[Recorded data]
········

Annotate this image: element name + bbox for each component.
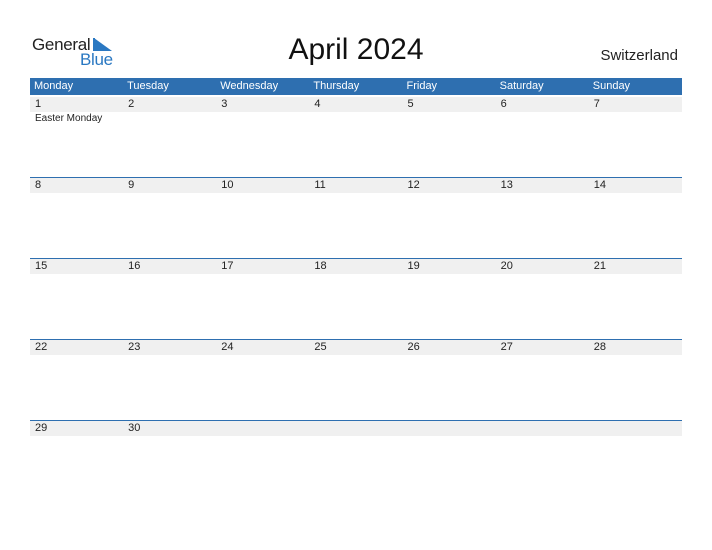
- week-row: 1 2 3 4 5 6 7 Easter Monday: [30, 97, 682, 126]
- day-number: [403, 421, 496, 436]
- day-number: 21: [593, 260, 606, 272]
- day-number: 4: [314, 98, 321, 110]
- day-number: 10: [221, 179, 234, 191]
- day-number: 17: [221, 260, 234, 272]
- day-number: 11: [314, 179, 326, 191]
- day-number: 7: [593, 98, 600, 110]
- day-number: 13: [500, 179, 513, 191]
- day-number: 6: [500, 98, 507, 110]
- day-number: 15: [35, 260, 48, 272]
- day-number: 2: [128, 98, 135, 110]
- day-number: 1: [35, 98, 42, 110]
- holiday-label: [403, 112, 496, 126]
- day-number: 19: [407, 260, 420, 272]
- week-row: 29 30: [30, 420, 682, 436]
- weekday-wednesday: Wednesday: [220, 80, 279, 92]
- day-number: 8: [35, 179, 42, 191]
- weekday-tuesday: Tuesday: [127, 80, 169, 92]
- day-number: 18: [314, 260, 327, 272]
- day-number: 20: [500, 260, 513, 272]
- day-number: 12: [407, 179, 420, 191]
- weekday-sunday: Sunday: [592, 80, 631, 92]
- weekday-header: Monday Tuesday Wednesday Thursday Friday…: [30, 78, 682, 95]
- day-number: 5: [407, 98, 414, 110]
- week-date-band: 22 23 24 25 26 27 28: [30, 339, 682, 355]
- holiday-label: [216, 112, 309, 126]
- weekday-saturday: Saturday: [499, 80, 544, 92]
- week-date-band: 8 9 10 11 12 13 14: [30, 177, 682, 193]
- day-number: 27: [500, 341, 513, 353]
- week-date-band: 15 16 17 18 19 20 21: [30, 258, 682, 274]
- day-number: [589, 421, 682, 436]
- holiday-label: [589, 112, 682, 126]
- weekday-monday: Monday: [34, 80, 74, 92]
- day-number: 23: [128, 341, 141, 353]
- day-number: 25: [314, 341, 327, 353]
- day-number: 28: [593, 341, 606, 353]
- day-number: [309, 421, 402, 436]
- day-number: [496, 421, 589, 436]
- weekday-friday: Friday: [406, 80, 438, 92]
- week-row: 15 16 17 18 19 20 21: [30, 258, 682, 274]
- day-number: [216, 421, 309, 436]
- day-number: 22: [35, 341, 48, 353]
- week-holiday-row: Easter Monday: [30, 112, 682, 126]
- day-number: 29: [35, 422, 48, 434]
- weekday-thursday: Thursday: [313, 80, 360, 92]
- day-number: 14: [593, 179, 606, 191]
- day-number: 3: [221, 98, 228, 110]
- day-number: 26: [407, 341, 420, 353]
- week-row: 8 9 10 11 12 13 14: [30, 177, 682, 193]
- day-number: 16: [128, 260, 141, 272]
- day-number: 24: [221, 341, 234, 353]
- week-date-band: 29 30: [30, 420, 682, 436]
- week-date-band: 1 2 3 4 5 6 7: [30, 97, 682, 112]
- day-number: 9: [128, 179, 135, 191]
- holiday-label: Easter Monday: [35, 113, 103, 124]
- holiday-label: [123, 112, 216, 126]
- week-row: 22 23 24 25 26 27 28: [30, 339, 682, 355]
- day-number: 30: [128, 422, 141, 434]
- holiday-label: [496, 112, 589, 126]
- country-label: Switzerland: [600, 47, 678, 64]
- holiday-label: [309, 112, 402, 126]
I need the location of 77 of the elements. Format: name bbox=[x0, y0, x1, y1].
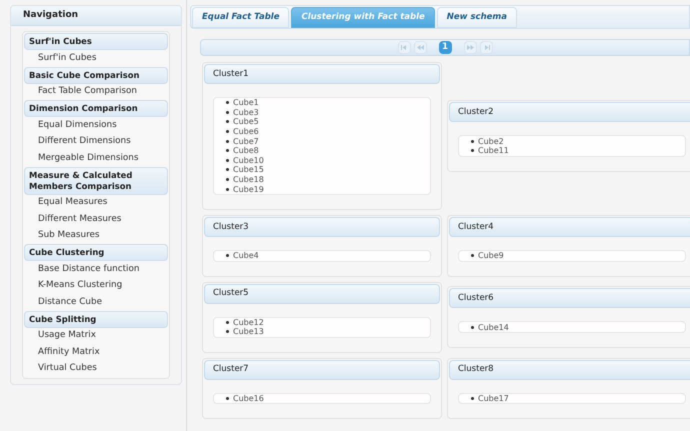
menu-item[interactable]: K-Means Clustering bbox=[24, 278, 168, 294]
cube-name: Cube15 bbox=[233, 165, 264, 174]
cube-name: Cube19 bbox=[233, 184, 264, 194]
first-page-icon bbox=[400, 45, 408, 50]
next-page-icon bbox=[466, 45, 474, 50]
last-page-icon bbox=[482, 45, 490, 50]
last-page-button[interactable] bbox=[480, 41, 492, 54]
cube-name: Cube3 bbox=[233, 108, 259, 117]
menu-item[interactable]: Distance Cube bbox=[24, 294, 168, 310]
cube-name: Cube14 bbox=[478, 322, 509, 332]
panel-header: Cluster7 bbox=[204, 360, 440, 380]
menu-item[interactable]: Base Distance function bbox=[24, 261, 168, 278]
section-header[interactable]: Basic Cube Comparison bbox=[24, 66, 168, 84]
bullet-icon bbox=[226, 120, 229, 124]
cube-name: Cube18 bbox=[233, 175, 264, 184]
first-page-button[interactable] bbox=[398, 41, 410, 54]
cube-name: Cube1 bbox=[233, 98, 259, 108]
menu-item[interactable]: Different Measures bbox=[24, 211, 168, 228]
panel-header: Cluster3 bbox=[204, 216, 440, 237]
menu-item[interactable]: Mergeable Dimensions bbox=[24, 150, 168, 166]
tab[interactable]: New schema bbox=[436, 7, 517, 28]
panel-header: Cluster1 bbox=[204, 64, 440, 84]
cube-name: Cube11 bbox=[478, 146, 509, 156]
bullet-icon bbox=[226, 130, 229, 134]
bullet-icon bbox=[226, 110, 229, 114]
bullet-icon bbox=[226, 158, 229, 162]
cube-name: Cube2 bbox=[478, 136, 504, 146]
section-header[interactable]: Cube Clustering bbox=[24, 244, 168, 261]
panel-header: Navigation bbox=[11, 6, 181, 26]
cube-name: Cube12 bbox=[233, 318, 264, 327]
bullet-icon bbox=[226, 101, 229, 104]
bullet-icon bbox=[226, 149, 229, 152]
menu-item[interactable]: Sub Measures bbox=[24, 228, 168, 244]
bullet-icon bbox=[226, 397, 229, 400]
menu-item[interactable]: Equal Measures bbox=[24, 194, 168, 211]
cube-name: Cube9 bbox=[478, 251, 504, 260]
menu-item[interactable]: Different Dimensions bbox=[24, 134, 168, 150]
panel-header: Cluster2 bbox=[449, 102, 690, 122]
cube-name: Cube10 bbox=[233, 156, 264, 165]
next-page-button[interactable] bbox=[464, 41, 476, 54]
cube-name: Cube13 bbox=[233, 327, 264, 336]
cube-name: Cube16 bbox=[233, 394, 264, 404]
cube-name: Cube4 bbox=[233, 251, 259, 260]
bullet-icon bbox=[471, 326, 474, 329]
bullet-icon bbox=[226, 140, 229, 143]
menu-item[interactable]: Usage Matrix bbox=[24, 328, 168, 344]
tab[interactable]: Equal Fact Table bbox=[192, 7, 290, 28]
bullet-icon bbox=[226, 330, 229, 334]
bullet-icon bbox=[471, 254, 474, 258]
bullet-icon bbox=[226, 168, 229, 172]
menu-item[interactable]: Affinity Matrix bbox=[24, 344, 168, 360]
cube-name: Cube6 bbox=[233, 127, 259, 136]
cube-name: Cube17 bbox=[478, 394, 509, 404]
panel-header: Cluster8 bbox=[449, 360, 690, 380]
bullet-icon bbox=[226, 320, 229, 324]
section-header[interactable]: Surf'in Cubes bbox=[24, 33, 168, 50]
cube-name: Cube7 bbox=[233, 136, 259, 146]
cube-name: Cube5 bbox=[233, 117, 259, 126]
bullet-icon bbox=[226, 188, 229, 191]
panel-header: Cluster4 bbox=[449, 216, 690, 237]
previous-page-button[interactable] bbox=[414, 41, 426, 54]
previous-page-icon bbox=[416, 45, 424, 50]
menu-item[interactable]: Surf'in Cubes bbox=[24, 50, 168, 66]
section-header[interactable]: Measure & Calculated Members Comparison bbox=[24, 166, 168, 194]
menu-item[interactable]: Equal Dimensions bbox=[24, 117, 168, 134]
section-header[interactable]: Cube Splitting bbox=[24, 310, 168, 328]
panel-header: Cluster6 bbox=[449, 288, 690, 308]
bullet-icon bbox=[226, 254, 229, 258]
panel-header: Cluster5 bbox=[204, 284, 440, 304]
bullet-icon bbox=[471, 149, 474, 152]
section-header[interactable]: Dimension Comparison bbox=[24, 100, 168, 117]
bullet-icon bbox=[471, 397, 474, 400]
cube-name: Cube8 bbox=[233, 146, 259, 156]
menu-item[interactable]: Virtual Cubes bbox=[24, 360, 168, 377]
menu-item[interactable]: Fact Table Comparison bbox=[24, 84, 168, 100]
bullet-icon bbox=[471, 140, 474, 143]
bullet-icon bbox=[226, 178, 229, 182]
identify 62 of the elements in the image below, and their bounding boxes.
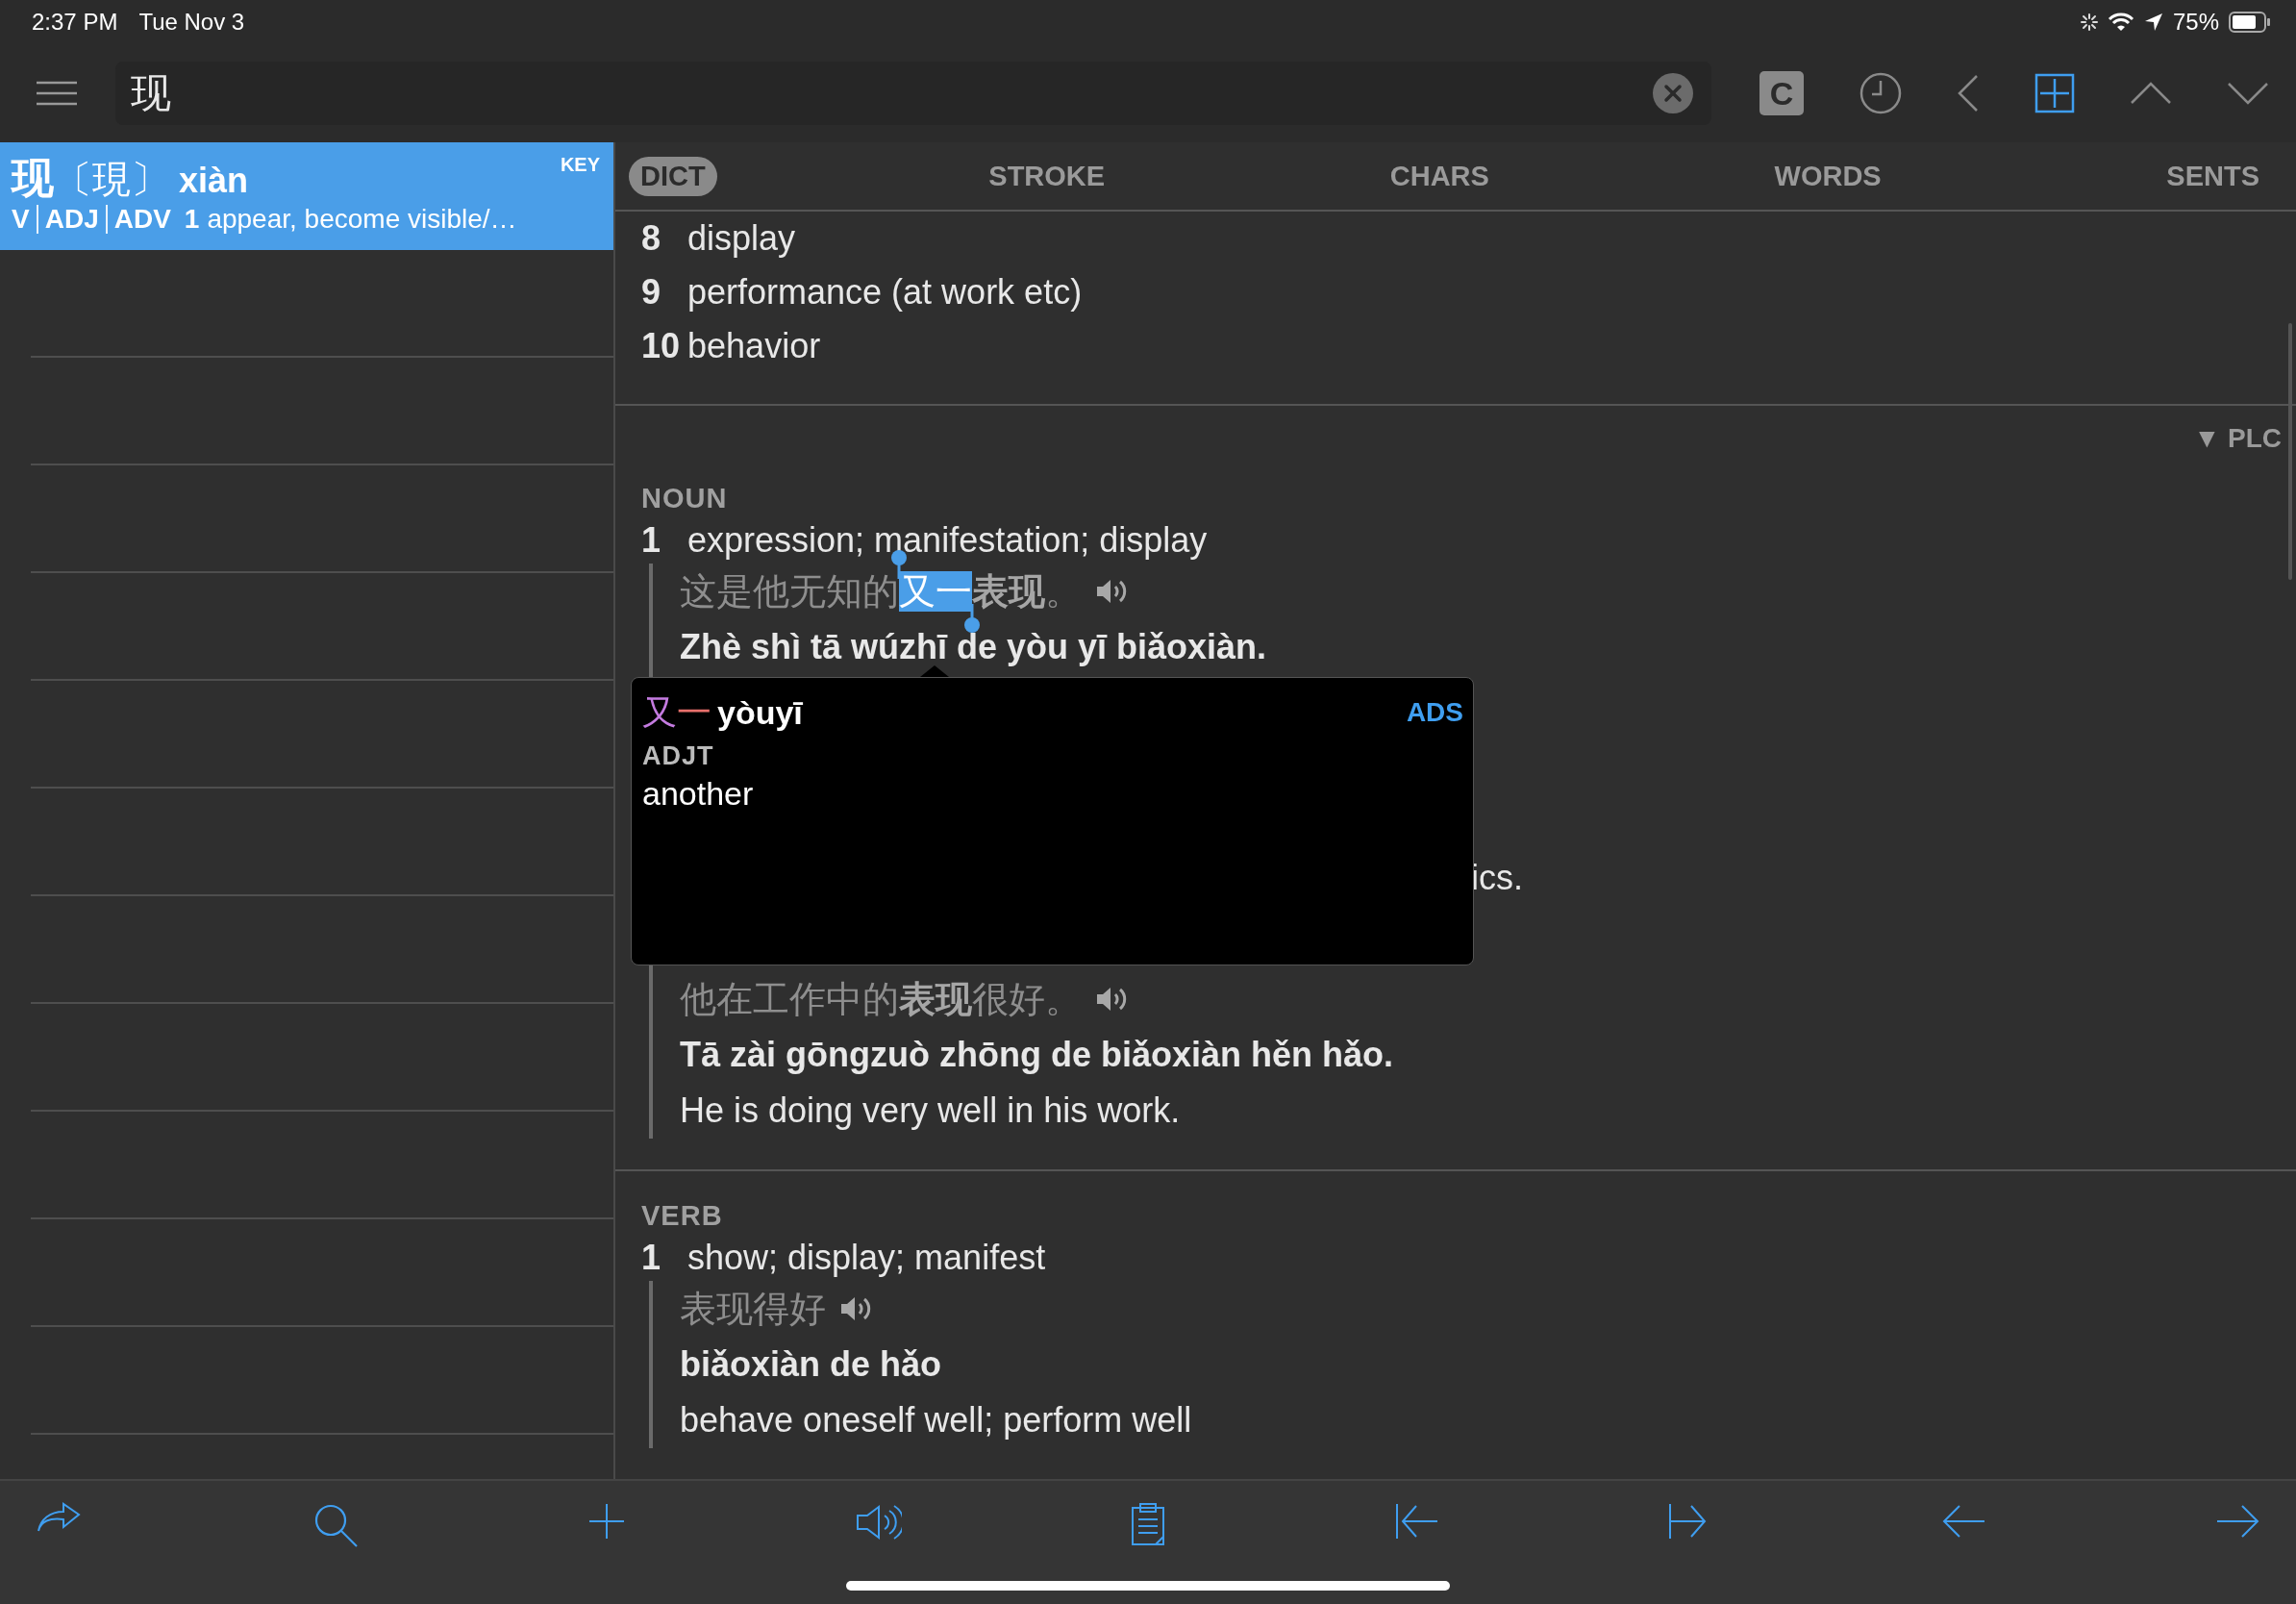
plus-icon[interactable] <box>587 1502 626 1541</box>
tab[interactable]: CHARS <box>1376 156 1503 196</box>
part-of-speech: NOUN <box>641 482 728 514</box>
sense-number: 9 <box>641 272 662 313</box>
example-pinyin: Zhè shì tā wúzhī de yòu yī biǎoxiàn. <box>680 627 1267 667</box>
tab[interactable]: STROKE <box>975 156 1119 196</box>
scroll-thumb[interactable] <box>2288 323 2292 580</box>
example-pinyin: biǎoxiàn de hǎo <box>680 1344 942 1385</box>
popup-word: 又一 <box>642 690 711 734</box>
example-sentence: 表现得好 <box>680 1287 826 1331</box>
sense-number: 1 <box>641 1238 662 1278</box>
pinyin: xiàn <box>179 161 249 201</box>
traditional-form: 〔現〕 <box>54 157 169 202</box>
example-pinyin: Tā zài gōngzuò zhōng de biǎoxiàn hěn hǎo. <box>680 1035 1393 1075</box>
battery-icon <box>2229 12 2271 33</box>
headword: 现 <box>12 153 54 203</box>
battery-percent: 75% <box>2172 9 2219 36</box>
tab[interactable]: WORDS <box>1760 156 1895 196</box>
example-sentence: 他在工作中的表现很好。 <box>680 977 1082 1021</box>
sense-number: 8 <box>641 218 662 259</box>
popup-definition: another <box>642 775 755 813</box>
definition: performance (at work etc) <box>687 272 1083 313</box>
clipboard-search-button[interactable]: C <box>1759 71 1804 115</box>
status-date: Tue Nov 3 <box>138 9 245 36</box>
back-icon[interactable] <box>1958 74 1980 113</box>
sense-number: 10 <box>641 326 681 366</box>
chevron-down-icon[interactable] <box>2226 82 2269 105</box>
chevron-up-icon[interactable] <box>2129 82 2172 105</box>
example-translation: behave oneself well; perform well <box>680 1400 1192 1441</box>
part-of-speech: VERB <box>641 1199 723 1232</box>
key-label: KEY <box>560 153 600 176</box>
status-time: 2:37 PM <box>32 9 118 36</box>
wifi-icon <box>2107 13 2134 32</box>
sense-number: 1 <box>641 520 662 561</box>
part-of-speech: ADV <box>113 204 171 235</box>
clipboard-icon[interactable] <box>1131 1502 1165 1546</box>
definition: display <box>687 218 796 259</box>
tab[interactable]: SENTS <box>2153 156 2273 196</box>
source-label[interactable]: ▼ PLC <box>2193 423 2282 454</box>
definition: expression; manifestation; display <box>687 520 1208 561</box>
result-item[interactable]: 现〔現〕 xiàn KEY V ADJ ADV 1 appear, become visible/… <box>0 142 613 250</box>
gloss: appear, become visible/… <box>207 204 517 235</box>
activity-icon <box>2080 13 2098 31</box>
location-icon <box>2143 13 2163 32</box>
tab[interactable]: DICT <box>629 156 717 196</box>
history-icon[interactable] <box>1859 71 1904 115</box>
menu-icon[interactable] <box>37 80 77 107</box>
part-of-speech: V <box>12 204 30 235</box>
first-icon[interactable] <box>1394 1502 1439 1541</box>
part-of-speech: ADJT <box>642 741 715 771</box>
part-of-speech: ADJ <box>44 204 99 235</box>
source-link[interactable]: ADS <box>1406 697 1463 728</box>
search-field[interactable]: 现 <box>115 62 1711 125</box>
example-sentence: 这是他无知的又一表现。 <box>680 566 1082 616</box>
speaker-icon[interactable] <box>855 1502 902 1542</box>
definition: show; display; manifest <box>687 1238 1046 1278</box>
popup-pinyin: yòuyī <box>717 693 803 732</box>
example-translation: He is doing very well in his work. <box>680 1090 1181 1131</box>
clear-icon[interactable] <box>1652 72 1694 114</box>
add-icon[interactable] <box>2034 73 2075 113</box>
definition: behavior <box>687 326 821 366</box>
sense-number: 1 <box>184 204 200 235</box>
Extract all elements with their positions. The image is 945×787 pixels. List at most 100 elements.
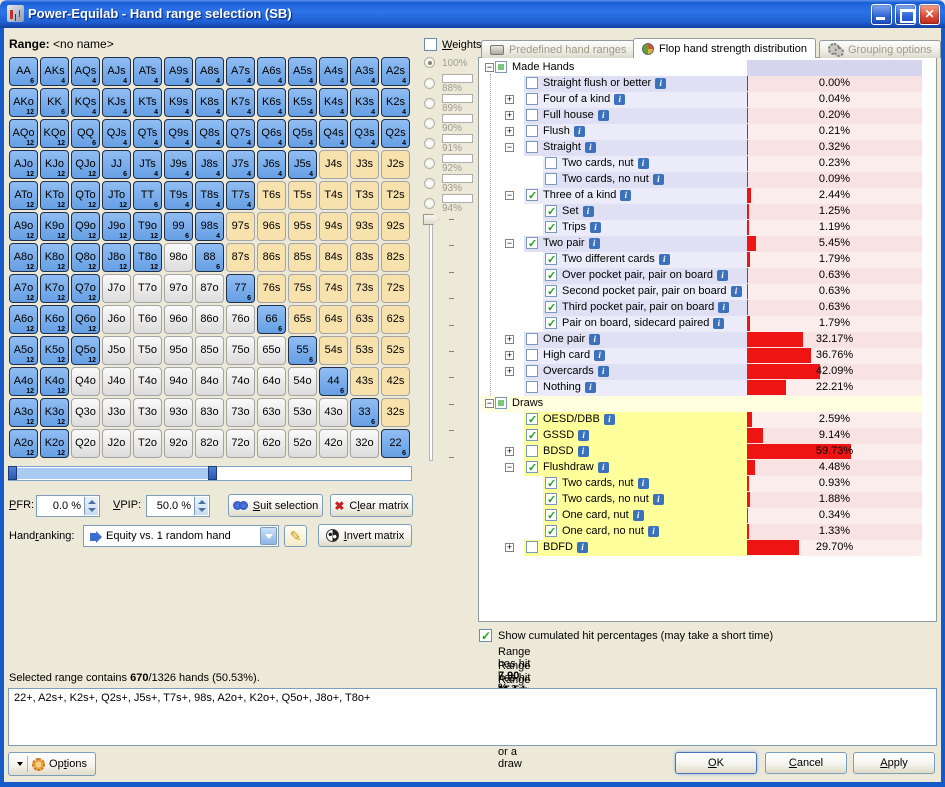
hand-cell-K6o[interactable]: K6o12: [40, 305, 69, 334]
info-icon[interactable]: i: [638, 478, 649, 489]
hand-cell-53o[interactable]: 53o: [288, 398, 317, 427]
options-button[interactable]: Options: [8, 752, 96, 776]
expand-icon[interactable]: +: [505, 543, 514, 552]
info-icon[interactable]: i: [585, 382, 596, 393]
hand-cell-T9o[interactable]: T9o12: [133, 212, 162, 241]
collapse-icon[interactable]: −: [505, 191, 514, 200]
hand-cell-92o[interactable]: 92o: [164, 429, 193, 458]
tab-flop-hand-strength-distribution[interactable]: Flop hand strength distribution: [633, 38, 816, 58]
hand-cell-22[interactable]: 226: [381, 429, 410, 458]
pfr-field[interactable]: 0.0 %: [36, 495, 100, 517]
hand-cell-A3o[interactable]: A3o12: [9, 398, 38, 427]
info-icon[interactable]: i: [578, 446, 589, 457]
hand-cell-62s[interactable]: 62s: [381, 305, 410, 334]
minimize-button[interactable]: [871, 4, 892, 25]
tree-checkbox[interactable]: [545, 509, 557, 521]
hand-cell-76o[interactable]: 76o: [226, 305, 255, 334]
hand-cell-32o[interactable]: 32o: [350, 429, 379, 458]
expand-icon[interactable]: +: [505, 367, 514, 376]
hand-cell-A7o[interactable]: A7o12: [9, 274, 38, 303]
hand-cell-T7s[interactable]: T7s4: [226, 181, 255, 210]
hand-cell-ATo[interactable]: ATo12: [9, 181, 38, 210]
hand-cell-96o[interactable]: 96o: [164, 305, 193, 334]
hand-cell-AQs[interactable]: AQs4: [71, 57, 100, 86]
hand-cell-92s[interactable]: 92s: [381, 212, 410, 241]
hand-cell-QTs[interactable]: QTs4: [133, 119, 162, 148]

········

◆ **What this task involves**
Repeat the lines of the records from the line with "menu-item[interactable]: K-Means Clustering" up to and including the line with "last-page-icon bbox=[482, 45, 490, 50]", word for word.

◆ **Finished task**
menu-item[interactable]: K-Means Clustering bbox=[24, 278, 168, 294]
cube-name: Cube15 bbox=[233, 165, 264, 174]
cube-name: Cube19 bbox=[233, 184, 264, 194]
first-page-icon bbox=[400, 45, 408, 50]
next-page-icon bbox=[466, 45, 474, 50]
last-page-icon bbox=[482, 45, 490, 50]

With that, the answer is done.